-- Supplied data start --

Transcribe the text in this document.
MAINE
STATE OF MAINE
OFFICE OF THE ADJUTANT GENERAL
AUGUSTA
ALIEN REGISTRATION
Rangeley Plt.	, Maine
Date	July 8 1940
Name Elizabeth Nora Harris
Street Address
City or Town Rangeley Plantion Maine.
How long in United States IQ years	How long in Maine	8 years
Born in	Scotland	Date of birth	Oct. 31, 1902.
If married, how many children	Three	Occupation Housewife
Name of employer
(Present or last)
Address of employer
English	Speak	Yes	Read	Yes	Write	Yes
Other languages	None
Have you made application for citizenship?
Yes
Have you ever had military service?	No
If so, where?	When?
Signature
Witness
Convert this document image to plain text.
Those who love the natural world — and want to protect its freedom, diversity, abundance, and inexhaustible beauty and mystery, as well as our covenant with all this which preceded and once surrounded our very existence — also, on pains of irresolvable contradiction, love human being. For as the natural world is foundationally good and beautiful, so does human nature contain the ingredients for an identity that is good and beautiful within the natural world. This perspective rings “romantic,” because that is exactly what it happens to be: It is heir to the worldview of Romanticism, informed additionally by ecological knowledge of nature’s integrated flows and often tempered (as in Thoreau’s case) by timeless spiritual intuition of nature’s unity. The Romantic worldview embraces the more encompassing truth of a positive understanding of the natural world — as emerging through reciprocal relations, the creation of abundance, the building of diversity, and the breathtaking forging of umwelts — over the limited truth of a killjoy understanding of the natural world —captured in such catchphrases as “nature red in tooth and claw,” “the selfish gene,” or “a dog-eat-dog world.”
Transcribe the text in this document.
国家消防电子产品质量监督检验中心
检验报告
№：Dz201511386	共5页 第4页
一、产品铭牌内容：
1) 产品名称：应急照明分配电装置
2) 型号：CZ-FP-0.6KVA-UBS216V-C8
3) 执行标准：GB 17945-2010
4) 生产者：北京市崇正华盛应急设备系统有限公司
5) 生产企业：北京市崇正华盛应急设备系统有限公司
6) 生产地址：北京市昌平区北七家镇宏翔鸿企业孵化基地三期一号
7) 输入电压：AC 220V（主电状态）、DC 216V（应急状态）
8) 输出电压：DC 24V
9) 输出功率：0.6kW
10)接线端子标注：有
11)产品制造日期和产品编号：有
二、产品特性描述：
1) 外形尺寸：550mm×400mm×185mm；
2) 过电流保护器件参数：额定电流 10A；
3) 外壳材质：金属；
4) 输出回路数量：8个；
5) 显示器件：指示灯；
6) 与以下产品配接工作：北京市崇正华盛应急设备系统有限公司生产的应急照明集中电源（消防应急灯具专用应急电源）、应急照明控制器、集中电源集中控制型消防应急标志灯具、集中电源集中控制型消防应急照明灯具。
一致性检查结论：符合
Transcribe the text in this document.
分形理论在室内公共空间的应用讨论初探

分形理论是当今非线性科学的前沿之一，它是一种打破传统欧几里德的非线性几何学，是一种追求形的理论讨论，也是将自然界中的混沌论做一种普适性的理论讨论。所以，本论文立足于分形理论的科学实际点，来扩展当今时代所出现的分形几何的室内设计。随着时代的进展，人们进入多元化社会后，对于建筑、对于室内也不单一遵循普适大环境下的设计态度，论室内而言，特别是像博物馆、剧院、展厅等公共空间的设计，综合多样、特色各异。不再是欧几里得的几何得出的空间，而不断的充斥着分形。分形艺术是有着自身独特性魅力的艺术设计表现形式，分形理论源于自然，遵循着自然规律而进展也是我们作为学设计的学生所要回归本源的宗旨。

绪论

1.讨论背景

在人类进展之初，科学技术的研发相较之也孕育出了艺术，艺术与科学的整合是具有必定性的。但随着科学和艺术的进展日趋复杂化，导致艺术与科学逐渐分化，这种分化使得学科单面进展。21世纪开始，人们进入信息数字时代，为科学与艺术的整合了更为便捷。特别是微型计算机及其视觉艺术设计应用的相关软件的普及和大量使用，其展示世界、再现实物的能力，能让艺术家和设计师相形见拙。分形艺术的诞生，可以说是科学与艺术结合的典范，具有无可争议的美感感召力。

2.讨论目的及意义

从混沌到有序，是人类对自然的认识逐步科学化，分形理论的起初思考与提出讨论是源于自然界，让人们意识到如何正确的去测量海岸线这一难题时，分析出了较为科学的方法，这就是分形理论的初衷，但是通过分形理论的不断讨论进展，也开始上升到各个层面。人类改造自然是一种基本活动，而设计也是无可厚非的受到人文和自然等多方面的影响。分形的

-- Supplied data end --

● What to do
Emit the records above again, exactly, with no line skipped.

● Final result
Transcribe the text in this document.
MAINE
STATE OF MAINE
OFFICE OF THE ADJUTANT GENERAL
AUGUSTA
ALIEN REGISTRATION
Rangeley Plt.	, Maine
Date	July 8 1940
Name Elizabeth Nora Harris
Street Address
City or Town Rangeley Plantion Maine.
How long in United States IQ years	How long in Maine	8 years
Born in	Scotland	Date of birth	Oct. 31, 1902.
If married, how many children	Three	Occupation Housewife
Name of employer
(Present or last)
Address of employer
English	Speak	Yes	Read	Yes	Write	Yes
Other languages	None
Have you made application for citizenship?
Yes
Have you ever had military service?	No
If so, where?	When?
Signature
Witness
Convert this document image to plain text.
Those who love the natural world — and want to protect its freedom, diversity, abundance, and inexhaustible beauty and mystery, as well as our covenant with all this which preceded and once surrounded our very existence — also, on pains of irresolvable contradiction, love human being. For as the natural world is foundationally good and beautiful, so does human nature contain the ingredients for an identity that is good and beautiful within the natural world. This perspective rings “romantic,” because that is exactly what it happens to be: It is heir to the worldview of Romanticism, informed additionally by ecological knowledge of nature’s integrated flows and often tempered (as in Thoreau’s case) by timeless spiritual intuition of nature’s unity. The Romantic worldview embraces the more encompassing truth of a positive understanding of the natural world — as emerging through reciprocal relations, the creation of abundance, the building of diversity, and the breathtaking forging of umwelts — over the limited truth of a killjoy understanding of the natural world —captured in such catchphrases as “nature red in tooth and claw,” “the selfish gene,” or “a dog-eat-dog world.”
Transcribe the text in this document.
国家消防电子产品质量监督检验中心
检验报告
№：Dz201511386	共5页 第4页
一、产品铭牌内容：
1) 产品名称：应急照明分配电装置
2) 型号：CZ-FP-0.6KVA-UBS216V-C8
3) 执行标准：GB 17945-2010
4) 生产者：北京市崇正华盛应急设备系统有限公司
5) 生产企业：北京市崇正华盛应急设备系统有限公司
6) 生产地址：北京市昌平区北七家镇宏翔鸿企业孵化基地三期一号
7) 输入电压：AC 220V（主电状态）、DC 216V（应急状态）
8) 输出电压：DC 24V
9) 输出功率：0.6kW
10)接线端子标注：有
11)产品制造日期和产品编号：有
二、产品特性描述：
1) 外形尺寸：550mm×400mm×185mm；
2) 过电流保护器件参数：额定电流 10A；
3) 外壳材质：金属；
4) 输出回路数量：8个；
5) 显示器件：指示灯；
6) 与以下产品配接工作：北京市崇正华盛应急设备系统有限公司生产的应急照明集中电源（消防应急灯具专用应急电源）、应急照明控制器、集中电源集中控制型消防应急标志灯具、集中电源集中控制型消防应急照明灯具。
一致性检查结论：符合
Transcribe the text in this document.
分形理论在室内公共空间的应用讨论初探

分形理论是当今非线性科学的前沿之一，它是一种打破传统欧几里德的非线性几何学，是一种追求形的理论讨论，也是将自然界中的混沌论做一种普适性的理论讨论。所以，本论文立足于分形理论的科学实际点，来扩展当今时代所出现的分形几何的室内设计。随着时代的进展，人们进入多元化社会后，对于建筑、对于室内也不单一遵循普适大环境下的设计态度，论室内而言，特别是像博物馆、剧院、展厅等公共空间的设计，综合多样、特色各异。不再是欧几里得的几何得出的空间，而不断的充斥着分形。分形艺术是有着自身独特性魅力的艺术设计表现形式，分形理论源于自然，遵循着自然规律而进展也是我们作为学设计的学生所要回归本源的宗旨。

绪论

1.讨论背景

在人类进展之初，科学技术的研发相较之也孕育出了艺术，艺术与科学的整合是具有必定性的。但随着科学和艺术的进展日趋复杂化，导致艺术与科学逐渐分化，这种分化使得学科单面进展。21世纪开始，人们进入信息数字时代，为科学与艺术的整合了更为便捷。特别是微型计算机及其视觉艺术设计应用的相关软件的普及和大量使用，其展示世界、再现实物的能力，能让艺术家和设计师相形见拙。分形艺术的诞生，可以说是科学与艺术结合的典范，具有无可争议的美感感召力。

2.讨论目的及意义

从混沌到有序，是人类对自然的认识逐步科学化，分形理论的起初思考与提出讨论是源于自然界，让人们意识到如何正确的去测量海岸线这一难题时，分析出了较为科学的方法，这就是分形理论的初衷，但是通过分形理论的不断讨论进展，也开始上升到各个层面。人类改造自然是一种基本活动，而设计也是无可厚非的受到人文和自然等多方面的影响。分形的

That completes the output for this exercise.